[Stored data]
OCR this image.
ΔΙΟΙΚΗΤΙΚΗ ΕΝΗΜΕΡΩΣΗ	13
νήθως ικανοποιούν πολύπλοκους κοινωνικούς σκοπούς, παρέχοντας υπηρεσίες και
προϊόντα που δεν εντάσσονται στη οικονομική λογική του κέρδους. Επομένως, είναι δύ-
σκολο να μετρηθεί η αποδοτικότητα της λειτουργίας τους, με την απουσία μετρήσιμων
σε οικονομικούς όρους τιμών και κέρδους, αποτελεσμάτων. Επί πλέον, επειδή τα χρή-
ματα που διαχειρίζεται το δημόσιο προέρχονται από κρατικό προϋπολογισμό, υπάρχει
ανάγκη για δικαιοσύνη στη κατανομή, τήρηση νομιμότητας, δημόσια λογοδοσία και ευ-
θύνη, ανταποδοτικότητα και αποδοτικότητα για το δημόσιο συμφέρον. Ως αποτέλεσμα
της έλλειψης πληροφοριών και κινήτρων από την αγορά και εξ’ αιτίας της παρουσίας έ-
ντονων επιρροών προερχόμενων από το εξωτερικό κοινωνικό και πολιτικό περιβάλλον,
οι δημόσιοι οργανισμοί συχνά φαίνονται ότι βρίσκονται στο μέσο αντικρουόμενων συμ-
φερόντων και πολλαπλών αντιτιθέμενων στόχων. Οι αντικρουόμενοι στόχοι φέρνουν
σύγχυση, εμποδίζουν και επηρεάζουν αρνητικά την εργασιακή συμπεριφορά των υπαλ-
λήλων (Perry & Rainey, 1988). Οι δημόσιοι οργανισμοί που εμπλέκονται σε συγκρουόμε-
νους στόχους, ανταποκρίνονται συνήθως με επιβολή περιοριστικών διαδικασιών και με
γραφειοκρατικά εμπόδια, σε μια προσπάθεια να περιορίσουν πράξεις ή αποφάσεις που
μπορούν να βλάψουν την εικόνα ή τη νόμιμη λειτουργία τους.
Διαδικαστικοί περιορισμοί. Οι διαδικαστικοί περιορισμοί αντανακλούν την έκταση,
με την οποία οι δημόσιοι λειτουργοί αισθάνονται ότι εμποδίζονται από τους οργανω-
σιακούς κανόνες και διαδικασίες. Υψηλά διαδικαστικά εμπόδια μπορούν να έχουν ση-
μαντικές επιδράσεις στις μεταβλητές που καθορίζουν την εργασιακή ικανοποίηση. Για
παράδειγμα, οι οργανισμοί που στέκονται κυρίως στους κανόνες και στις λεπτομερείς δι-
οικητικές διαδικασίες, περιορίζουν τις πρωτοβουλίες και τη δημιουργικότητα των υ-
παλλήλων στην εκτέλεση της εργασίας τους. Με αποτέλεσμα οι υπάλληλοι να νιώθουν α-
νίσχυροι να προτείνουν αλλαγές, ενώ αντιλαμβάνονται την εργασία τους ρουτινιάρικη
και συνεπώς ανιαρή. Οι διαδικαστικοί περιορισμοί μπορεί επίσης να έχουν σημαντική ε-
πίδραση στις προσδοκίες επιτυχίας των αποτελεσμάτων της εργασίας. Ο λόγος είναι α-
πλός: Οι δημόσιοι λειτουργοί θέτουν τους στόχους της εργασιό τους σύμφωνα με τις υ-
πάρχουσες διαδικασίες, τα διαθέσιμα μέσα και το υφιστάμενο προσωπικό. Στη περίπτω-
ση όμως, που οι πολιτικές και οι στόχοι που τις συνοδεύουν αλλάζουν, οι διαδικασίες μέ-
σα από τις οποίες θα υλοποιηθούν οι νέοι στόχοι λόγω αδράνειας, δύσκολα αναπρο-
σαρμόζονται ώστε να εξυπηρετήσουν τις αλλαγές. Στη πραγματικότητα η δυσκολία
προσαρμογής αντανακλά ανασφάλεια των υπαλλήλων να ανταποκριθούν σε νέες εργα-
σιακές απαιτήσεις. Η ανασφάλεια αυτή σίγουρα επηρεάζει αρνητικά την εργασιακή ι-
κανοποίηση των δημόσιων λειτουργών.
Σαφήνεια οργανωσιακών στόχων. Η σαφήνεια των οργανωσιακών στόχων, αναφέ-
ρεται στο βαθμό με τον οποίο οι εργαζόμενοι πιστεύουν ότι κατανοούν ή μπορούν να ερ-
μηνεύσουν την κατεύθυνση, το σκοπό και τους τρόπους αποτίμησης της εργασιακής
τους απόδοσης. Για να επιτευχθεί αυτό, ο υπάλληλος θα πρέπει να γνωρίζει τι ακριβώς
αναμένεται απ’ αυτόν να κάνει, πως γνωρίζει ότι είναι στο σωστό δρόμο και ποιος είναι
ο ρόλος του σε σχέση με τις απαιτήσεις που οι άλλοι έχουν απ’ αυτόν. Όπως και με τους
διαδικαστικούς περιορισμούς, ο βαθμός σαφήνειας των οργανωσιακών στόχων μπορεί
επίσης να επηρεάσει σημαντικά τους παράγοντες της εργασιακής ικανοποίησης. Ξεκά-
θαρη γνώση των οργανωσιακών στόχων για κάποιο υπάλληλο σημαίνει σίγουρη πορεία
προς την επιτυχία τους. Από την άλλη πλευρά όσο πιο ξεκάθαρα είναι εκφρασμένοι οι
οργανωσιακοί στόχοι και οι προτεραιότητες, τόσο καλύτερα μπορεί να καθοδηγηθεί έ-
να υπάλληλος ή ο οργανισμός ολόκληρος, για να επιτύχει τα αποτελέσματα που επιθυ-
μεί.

## YOUR OBJECTIVE:
Read through the lines above and collect those that contain the string "κανόνες".

## SOLUTION FOR THIS EXERCISE:
σιακούς κανόνες και διαδικασίες. Υψηλά διαδικαστικά εμπόδια μπορούν να έχουν ση-
παράδειγμα, οι οργανισμοί που στέκονται κυρίως στους κανόνες και στις λεπτομερείς δι-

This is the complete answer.